Below are some records; work out how many of their lines contain "content" and give the number only.

(Stored data)
★ ★ ★ ★
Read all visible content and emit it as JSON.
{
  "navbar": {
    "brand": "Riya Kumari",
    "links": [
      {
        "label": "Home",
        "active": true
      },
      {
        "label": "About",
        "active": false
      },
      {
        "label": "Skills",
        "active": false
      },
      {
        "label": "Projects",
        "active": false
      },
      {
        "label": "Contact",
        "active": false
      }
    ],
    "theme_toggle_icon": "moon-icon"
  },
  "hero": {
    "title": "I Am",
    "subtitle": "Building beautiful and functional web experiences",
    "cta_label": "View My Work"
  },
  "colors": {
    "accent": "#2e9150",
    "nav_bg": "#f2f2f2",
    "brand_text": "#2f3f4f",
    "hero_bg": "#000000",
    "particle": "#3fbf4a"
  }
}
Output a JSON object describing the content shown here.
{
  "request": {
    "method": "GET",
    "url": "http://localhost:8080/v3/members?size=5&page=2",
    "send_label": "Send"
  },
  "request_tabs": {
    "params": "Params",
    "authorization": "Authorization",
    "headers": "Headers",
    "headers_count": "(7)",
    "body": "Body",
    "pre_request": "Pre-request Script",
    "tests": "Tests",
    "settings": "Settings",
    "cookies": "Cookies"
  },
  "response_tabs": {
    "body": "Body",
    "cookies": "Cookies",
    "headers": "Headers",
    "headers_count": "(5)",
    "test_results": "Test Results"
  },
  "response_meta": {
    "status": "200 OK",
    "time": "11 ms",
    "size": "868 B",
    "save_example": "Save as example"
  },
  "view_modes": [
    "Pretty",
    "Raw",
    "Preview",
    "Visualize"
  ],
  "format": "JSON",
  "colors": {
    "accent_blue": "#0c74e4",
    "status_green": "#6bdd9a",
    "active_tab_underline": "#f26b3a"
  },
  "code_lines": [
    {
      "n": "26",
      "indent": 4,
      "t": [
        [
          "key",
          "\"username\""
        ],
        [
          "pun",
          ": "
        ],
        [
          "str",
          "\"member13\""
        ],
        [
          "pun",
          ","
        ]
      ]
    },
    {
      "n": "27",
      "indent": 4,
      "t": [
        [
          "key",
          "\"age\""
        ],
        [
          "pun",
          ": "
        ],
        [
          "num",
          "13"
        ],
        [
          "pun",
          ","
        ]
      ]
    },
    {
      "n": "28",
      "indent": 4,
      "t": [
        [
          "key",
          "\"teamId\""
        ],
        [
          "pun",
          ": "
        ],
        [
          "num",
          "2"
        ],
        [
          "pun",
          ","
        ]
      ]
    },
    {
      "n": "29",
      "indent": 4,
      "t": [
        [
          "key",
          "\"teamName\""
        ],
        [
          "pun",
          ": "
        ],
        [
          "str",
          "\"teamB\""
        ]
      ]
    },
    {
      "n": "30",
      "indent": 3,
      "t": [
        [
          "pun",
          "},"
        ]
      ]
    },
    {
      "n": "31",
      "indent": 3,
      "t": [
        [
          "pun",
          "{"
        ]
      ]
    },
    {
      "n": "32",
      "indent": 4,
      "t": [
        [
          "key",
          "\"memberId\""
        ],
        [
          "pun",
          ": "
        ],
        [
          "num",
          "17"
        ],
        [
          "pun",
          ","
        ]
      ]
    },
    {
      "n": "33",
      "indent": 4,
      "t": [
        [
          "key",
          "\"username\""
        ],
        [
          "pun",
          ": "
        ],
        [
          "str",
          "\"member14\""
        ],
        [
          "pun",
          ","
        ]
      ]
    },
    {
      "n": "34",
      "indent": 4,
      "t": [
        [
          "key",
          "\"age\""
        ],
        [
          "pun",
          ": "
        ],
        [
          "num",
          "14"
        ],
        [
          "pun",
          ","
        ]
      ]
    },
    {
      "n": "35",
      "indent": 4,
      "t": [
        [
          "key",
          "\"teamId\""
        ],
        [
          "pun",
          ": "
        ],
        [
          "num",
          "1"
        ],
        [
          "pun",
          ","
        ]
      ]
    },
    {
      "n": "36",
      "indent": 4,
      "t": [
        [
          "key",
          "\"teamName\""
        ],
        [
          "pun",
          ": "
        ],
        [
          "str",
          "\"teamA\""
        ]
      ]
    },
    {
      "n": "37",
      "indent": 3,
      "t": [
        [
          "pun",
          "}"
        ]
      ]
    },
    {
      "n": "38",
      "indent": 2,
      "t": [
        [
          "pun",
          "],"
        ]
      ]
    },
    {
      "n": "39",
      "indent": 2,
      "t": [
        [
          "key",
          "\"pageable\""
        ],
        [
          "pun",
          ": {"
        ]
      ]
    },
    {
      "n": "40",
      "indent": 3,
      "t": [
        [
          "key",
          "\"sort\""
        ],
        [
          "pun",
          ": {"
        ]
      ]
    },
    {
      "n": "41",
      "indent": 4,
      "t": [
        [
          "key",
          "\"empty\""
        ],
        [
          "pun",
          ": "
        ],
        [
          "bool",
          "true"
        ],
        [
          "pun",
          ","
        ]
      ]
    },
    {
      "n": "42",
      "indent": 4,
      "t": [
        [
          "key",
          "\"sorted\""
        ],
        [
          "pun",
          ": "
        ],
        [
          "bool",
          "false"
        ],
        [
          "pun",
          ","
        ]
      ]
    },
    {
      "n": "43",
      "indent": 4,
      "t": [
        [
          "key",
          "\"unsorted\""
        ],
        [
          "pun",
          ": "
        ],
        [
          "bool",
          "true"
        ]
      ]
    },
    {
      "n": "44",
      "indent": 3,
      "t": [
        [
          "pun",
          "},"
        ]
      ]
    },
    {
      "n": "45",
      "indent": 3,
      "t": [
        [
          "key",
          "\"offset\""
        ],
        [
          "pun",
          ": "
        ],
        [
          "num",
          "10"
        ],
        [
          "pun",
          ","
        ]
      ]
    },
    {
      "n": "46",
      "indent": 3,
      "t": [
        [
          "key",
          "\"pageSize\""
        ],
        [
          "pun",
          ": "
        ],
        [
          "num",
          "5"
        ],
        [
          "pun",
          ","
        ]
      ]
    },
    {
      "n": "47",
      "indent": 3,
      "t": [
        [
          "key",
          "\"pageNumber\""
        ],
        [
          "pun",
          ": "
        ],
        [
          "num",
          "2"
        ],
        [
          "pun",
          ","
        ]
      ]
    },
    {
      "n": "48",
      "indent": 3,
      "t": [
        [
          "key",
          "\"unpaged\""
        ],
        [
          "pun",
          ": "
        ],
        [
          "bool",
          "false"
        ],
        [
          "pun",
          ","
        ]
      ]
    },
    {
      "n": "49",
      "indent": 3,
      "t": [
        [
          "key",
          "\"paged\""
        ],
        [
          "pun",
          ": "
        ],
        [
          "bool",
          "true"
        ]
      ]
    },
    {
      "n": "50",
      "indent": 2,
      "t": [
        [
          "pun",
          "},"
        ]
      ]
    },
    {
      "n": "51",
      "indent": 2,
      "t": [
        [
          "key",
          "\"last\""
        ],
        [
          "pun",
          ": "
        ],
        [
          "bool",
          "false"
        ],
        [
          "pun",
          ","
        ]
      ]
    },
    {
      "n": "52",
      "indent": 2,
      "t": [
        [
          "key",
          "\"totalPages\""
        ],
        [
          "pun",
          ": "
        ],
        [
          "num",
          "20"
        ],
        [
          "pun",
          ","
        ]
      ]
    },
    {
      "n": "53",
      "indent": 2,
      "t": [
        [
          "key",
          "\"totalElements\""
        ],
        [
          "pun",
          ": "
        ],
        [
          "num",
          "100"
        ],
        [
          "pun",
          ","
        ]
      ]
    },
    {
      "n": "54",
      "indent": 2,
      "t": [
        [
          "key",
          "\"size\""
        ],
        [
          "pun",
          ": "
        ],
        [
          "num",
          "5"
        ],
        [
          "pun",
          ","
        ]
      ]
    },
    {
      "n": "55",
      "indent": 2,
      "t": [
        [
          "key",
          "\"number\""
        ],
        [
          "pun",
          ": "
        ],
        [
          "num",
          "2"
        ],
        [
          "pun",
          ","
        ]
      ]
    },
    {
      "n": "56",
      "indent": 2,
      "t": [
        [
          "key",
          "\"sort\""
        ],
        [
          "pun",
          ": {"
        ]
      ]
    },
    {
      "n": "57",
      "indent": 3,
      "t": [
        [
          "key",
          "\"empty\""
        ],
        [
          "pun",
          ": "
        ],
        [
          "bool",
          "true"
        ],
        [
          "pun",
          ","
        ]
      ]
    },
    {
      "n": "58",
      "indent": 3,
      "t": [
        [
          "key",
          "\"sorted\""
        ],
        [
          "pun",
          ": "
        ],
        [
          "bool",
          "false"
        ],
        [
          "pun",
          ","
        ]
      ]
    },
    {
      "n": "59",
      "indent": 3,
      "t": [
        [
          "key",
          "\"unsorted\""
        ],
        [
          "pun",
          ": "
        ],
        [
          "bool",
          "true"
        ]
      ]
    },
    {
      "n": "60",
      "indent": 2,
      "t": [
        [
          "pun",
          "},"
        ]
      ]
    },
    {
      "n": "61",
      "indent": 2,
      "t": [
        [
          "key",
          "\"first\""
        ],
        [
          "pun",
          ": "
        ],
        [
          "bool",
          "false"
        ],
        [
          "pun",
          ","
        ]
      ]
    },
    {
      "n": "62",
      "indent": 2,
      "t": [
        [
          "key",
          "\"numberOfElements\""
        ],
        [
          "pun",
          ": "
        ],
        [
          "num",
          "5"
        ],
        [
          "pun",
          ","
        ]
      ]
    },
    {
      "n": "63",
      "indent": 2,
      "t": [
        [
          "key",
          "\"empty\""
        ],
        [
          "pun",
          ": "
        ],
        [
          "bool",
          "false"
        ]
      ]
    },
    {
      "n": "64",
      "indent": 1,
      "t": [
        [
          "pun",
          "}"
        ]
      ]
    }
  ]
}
★ ★ ★ ★
Final answer | 2